──────── RECORDS FOR THIS EXERCISE

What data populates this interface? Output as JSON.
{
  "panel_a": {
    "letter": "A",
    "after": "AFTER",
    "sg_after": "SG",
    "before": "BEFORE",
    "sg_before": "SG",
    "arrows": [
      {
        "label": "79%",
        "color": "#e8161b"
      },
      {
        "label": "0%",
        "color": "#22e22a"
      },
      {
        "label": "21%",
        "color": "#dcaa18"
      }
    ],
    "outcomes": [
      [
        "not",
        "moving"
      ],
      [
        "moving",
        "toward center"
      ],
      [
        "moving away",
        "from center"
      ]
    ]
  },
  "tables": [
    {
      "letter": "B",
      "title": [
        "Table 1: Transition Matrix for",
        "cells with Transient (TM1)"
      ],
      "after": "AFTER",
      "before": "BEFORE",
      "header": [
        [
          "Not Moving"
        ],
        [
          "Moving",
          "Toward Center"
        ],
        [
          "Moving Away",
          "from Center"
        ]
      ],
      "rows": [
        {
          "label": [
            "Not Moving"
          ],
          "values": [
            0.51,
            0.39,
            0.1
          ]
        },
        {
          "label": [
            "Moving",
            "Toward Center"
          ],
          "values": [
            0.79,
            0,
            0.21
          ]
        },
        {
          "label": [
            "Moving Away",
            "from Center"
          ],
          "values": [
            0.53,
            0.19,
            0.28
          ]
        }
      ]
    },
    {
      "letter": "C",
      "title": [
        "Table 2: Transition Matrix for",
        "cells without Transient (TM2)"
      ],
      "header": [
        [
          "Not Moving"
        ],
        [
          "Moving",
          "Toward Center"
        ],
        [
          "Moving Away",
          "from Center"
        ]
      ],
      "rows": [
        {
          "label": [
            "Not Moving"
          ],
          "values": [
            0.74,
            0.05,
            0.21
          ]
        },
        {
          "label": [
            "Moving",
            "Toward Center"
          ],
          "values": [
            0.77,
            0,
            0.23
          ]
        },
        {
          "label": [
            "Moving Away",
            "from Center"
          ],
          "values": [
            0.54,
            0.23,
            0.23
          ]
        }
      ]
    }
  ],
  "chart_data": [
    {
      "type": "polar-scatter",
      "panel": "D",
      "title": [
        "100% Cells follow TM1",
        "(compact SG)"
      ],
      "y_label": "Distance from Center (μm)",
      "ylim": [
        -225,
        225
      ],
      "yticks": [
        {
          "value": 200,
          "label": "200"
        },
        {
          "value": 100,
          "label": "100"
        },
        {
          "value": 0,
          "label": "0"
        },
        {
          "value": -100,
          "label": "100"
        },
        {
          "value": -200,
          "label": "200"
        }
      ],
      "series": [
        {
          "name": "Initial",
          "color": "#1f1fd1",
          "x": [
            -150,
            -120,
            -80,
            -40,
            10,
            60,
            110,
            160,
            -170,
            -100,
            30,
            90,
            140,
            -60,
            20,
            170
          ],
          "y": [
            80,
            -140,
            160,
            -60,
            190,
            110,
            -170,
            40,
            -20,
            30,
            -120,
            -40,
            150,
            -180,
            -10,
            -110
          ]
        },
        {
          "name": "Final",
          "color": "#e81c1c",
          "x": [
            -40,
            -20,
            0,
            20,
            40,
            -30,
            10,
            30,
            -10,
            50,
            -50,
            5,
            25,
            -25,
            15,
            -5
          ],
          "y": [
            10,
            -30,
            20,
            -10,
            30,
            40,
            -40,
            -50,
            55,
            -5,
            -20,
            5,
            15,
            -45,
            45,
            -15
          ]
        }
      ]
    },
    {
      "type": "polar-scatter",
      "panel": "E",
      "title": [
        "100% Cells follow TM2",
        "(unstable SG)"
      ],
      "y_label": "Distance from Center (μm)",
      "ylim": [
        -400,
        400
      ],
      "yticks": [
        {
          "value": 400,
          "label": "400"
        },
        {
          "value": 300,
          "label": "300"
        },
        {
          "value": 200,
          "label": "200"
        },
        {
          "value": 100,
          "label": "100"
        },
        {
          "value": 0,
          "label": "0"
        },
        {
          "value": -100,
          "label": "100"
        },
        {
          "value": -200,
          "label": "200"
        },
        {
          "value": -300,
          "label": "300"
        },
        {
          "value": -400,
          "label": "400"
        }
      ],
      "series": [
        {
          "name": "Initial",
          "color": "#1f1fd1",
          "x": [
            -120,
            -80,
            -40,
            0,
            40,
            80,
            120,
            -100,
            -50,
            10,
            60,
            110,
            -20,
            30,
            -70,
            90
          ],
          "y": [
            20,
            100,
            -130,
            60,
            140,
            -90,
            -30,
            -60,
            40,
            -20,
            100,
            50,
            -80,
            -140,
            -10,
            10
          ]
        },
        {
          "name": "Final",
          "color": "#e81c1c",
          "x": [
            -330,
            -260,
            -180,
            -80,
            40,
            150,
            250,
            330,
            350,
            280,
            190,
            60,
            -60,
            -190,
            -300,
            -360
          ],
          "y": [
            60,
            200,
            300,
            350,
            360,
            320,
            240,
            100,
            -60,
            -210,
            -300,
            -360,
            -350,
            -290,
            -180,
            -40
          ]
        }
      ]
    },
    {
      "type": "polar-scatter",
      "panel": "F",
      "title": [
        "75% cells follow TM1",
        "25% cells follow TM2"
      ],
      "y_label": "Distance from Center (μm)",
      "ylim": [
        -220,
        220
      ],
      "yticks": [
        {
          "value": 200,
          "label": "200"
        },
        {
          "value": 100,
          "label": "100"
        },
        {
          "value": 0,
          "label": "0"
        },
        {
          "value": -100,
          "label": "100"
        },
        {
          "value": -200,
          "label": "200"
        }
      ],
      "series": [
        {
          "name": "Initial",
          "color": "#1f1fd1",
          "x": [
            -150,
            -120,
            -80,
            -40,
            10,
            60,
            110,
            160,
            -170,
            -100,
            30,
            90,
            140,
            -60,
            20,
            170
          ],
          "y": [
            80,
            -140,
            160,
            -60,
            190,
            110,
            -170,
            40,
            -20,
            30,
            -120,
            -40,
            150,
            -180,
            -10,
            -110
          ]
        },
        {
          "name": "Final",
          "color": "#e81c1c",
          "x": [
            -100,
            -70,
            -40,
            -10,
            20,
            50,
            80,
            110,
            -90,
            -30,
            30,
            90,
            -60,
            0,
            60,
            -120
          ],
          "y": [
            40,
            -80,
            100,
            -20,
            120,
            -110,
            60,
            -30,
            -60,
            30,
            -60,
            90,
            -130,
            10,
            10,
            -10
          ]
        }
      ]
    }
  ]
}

────────────────

PROBLEM REQUIREMENTS
Copy down the complete data exactly as supplied.

YOUR SOLUTION
What data populates this interface? Output as JSON.
{
  "panel_a": {
    "letter": "A",
    "after": "AFTER",
    "sg_after": "SG",
    "before": "BEFORE",
    "sg_before": "SG",
    "arrows": [
      {
        "label": "79%",
        "color": "#e8161b"
      },
      {
        "label": "0%",
        "color": "#22e22a"
      },
      {
        "label": "21%",
        "color": "#dcaa18"
      }
    ],
    "outcomes": [
      [
        "not",
        "moving"
      ],
      [
        "moving",
        "toward center"
      ],
      [
        "moving away",
        "from center"
      ]
    ]
  },
  "tables": [
    {
      "letter": "B",
      "title": [
        "Table 1: Transition Matrix for",
        "cells with Transient (TM1)"
      ],
      "after": "AFTER",
      "before": "BEFORE",
      "header": [
        [
          "Not Moving"
        ],
        [
          "Moving",
          "Toward Center"
        ],
        [
          "Moving Away",
          "from Center"
        ]
      ],
      "rows": [
        {
          "label": [
            "Not Moving"
          ],
          "values": [
            0.51,
            0.39,
            0.1
          ]
        },
        {
          "label": [
            "Moving",
            "Toward Center"
          ],
          "values": [
            0.79,
            0,
            0.21
          ]
        },
        {
          "label": [
            "Moving Away",
            "from Center"
          ],
          "values": [
            0.53,
            0.19,
            0.28
          ]
        }
      ]
    },
    {
      "letter": "C",
      "title": [
        "Table 2: Transition Matrix for",
        "cells without Transient (TM2)"
      ],
      "header": [
        [
          "Not Moving"
        ],
        [
          "Moving",
          "Toward Center"
        ],
        [
          "Moving Away",
          "from Center"
        ]
      ],
      "rows": [
        {
          "label": [
            "Not Moving"
          ],
          "values": [
            0.74,
            0.05,
            0.21
          ]
        },
        {
          "label": [
            "Moving",
            "Toward Center"
          ],
          "values": [
            0.77,
            0,
            0.23
          ]
        },
        {
          "label": [
            "Moving Away",
            "from Center"
          ],
          "values": [
            0.54,
            0.23,
            0.23
          ]
        }
      ]
    }
  ],
  "chart_data": [
    {
      "type": "polar-scatter",
      "panel": "D",
      "title": [
        "100% Cells follow TM1",
        "(compact SG)"
      ],
      "y_label": "Distance from Center (μm)",
      "ylim": [
        -225,
        225
      ],
      "yticks": [
        {
          "value": 200,
          "label": "200"
        },
        {
          "value": 100,
          "label": "100"
        },
        {
          "value": 0,
          "label": "0"
        },
        {
          "value": -100,
          "label": "100"
        },
        {
          "value": -200,
          "label": "200"
        }
      ],
      "series": [
        {
          "name": "Initial",
          "color": "#1f1fd1",
          "x": [
            -150,
            -120,
            -80,
            -40,
            10,
            60,
            110,
            160,
            -170,
            -100,
            30,
            90,
            140,
            -60,
            20,
            170
          ],
          "y": [
            80,
            -140,
            160,
            -60,
            190,
            110,
            -170,
            40,
            -20,
            30,
            -120,
            -40,
            150,
            -180,
            -10,
            -110
          ]
        },
        {
          "name": "Final",
          "color": "#e81c1c",
          "x": [
            -40,
            -20,
            0,
            20,
            40,
            -30,
            10,
            30,
            -10,
            50,
            -50,
            5,
            25,
            -25,
            15,
            -5
          ],
          "y": [
            10,
            -30,
            20,
            -10,
            30,
            40,
            -40,
            -50,
            55,
            -5,
            -20,
            5,
            15,
            -45,
            45,
            -15
          ]
        }
      ]
    },
    {
      "type": "polar-scatter",
      "panel": "E",
      "title": [
        "100% Cells follow TM2",
        "(unstable SG)"
      ],
      "y_label": "Distance from Center (μm)",
      "ylim": [
        -400,
        400
      ],
      "yticks": [
        {
          "value": 400,
          "label": "400"
        },
        {
          "value": 300,
          "label": "300"
        },
        {
          "value": 200,
          "label": "200"
        },
        {
          "value": 100,
          "label": "100"
        },
        {
          "value": 0,
          "label": "0"
        },
        {
          "value": -100,
          "label": "100"
        },
        {
          "value": -200,
          "label": "200"
        },
        {
          "value": -300,
          "label": "300"
        },
        {
          "value": -400,
          "label": "400"
        }
      ],
      "series": [
        {
          "name": "Initial",
          "color": "#1f1fd1",
          "x": [
            -120,
            -80,
            -40,
            0,
            40,
            80,
            120,
            -100,
            -50,
            10,
            60,
            110,
            -20,
            30,
            -70,
            90
          ],
          "y": [
            20,
            100,
            -130,
            60,
            140,
            -90,
            -30,
            -60,
            40,
            -20,
            100,
            50,
            -80,
            -140,
            -10,
            10
          ]
        },
        {
          "name": "Final",
          "color": "#e81c1c",
          "x": [
            -330,
            -260,
            -180,
            -80,
            40,
            150,
            250,
            330,
            350,
            280,
            190,
            60,
            -60,
            -190,
            -300,
            -360
          ],
          "y": [
            60,
            200,
            300,
            350,
            360,
            320,
            240,
            100,
            -60,
            -210,
            -300,
            -360,
            -350,
            -290,
            -180,
            -40
          ]
        }
      ]
    },
    {
      "type": "polar-scatter",
      "panel": "F",
      "title": [
        "75% cells follow TM1",
        "25% cells follow TM2"
      ],
      "y_label": "Distance from Center (μm)",
      "ylim": [
        -220,
        220
      ],
      "yticks": [
        {
          "value": 200,
          "label": "200"
        },
        {
          "value": 100,
          "label": "100"
        },
        {
          "value": 0,
          "label": "0"
        },
        {
          "value": -100,
          "label": "100"
        },
        {
          "value": -200,
          "label": "200"
        }
      ],
      "series": [
        {
          "name": "Initial",
          "color": "#1f1fd1",
          "x": [
            -150,
            -120,
            -80,
            -40,
            10,
            60,
            110,
            160,
            -170,
            -100,
            30,
            90,
            140,
            -60,
            20,
            170
          ],
          "y": [
            80,
            -140,
            160,
            -60,
            190,
            110,
            -170,
            40,
            -20,
            30,
            -120,
            -40,
            150,
            -180,
            -10,
            -110
          ]
        },
        {
          "name": "Final",
          "color": "#e81c1c",
          "x": [
            -100,
            -70,
            -40,
            -10,
            20,
            50,
            80,
            110,
            -90,
            -30,
            30,
            90,
            -60,
            0,
            60,
            -120
          ],
          "y": [
            40,
            -80,
            100,
            -20,
            120,
            -110,
            60,
            -30,
            -60,
            30,
            -60,
            90,
            -130,
            10,
            10,
            -10
          ]
        }
      ]
    }
  ]
}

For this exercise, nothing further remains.